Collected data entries
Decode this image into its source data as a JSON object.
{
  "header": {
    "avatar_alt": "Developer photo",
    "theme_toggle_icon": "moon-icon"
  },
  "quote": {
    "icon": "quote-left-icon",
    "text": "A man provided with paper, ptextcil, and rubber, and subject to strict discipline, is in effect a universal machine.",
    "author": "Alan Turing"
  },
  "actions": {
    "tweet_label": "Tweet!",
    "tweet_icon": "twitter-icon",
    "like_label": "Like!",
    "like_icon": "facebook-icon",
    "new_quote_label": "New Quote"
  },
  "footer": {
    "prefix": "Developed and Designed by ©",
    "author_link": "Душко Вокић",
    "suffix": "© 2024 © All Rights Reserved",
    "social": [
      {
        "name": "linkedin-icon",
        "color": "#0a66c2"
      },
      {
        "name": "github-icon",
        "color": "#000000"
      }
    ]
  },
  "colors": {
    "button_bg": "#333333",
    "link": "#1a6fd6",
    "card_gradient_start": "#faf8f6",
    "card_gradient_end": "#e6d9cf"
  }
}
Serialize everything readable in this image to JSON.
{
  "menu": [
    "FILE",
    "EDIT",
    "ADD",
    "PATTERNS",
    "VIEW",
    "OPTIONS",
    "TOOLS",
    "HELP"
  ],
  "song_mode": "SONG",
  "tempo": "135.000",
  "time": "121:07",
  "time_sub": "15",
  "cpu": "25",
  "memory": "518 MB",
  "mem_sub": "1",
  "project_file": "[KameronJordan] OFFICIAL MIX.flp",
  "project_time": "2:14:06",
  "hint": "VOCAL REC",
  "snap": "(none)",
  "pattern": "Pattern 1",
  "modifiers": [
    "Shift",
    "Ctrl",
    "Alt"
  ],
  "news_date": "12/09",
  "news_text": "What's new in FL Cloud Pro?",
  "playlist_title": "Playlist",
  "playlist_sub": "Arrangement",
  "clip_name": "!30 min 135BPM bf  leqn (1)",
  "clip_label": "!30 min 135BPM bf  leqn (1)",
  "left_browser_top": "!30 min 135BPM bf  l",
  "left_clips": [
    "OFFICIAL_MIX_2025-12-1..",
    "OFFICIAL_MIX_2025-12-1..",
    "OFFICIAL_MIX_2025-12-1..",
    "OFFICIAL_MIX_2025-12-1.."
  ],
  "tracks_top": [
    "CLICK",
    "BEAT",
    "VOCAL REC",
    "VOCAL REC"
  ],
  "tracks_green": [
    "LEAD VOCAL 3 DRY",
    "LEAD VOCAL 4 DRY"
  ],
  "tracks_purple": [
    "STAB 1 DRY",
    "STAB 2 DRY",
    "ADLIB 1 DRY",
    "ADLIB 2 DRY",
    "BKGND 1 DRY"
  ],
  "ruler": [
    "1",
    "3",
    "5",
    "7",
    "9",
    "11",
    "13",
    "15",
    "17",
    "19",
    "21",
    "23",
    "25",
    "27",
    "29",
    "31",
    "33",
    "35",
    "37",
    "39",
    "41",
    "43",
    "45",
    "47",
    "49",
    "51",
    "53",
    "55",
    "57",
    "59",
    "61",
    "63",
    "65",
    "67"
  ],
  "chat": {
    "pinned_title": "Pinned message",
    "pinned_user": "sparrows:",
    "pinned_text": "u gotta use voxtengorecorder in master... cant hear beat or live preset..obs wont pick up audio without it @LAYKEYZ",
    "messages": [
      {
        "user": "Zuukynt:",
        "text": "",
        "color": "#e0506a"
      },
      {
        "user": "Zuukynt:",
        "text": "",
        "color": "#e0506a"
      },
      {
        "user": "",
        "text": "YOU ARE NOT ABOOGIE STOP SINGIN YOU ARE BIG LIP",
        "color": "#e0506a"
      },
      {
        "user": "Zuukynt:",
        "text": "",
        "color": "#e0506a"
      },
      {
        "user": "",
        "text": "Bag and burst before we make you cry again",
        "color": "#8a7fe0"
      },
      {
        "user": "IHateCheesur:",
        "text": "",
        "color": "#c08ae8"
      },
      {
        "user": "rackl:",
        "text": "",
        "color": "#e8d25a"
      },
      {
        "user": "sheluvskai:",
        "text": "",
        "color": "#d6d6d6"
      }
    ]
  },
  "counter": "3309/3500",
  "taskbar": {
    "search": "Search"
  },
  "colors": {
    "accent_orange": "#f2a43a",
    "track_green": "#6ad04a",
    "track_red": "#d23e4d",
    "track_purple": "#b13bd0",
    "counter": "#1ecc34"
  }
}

◆ **SET PROBLEM**: Of the lines above, copy each that contains "JSON".

◆ **TASK RESULT**:
Decode this image into its source data as a JSON object.
Serialize everything readable in this image to JSON.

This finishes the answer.